Provided passage:
Modern cars have low Cdrag coefficients compared to the first ones. This is achieved by streamlining the shape of the car. Furthermore, compared to the good old T-Ford, the frontal area of modern cars is also smaller, at least for standard cars (for SUV, for example, this is not true).

Both the lower drag coefficeint and the smaller frontal area mean that cars, in princple, can have a much better mileage (M ) than older types, i.e. modern cars use much less gasoline per 100km than older types. Of course, improvements in engines has also helped significantly.

In this exercise, we will concentrate on the drag force and compare the energy use of a T-Ford and a modern car based on the drag. For the T-Ford, we have CD=1 and A=28ft2; for a modern car these numbers are 0.3 and 7 ft2, resp.

1. Show that the mileage of a car, if we ignore any other effects other than drag, is proportional to the drag force: M∝FD
2. If a T-Ford and a modern car both drive at the same velocity, compute the ratio of their mileage.
3. Environmentalists make a pley for lower maximum velocities at high ways. They argue that driving at 90 km/h saves a lot more energy than driving at 120 km/h. Compute the ratio of the mileages for these two cases. Do you agree with the environmentalists?

## Example 3.1B: Drag on a car (medium)

Subtitles (captions) in other languages than provided can be viewed at YouTube. Select your language in the CC-button of YouTube.

Data extract:
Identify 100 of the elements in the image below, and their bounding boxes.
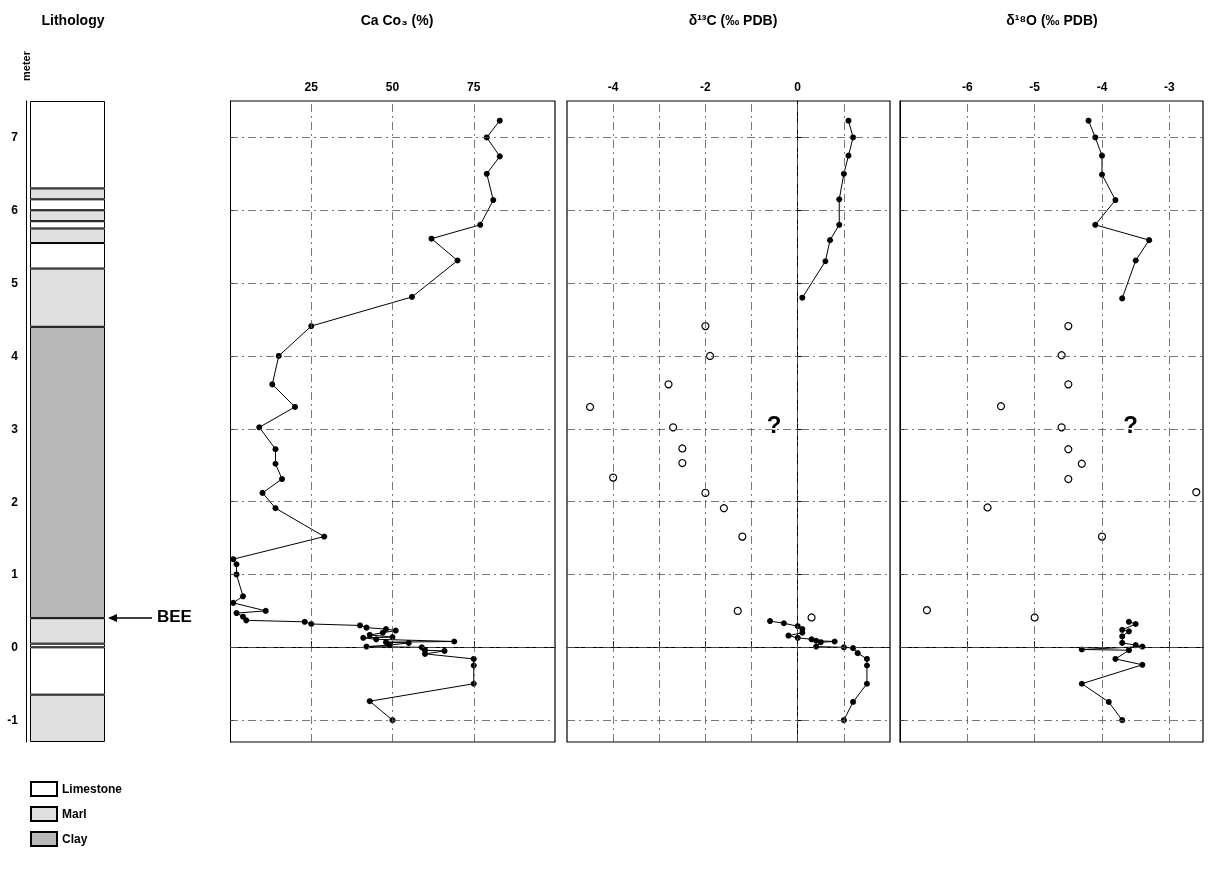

Actions to take:
1. Transcribe the passage on car drag, starting at "1. Show that" and ending at "with the environmentalists?".
2. Answer these questions from the passage on car drag.
(a) What drag coefficient does it give for the T-Ford?
(b) For which type of car does it say the smaller frontal area does not hold?
(c) Which two highway speeds do the environmentalists compare?
3. Continue the passage on car drag from its last sentence.
The data above has no role in this work.

Answer list:
1.
1. Show that the mileage of a car, if we ignore any other effects other than drag, is proportional to the drag force: M∝FD
2. If a T-Ford and a modern car both drive at the same velocity, compute the ratio of their mileage.
3. Environmentalists make a pley for lower maximum velocities at high ways. They argue that driving at 90 km/h saves a lot more energy than driving at 120 km/h. Compute the ratio of the mileages for these two cases. Do you agree with the environmentalists?

2.
(a) 1
(b) SUVs
(c) 90 km/h and 120 km/h

3.
## EXAMPLE 3.1C: DIMENSION ANALYSIS (ADVANCED)

If you have processes where many variables are involved, it can be useful to apply dimension analysis. It reduces the variables in related dimensionless groups which are related to each other. In the field of transport phenomena, many dimensionless quantities are used. A few examples are the: Reynolds number (Re), Nusselt number (Nu) and Fourier (Fo) number.

Generally, problems with many variables are solved using matrix algebra. If there are not too many physical quantities involved, however, you can do it on paper. Remember that you use SI-units and work precisely. Otherwise, mistakes are made quickly.

As a result of condensation, droplets are formed on a horizontal plate. This can be your bath room, or on steel pipes. The phenomena is that these droplets grow to a certain critical volume (Vcrit) and then fall down. Use dimension analysis and derive a dimensionless group relevant for this process.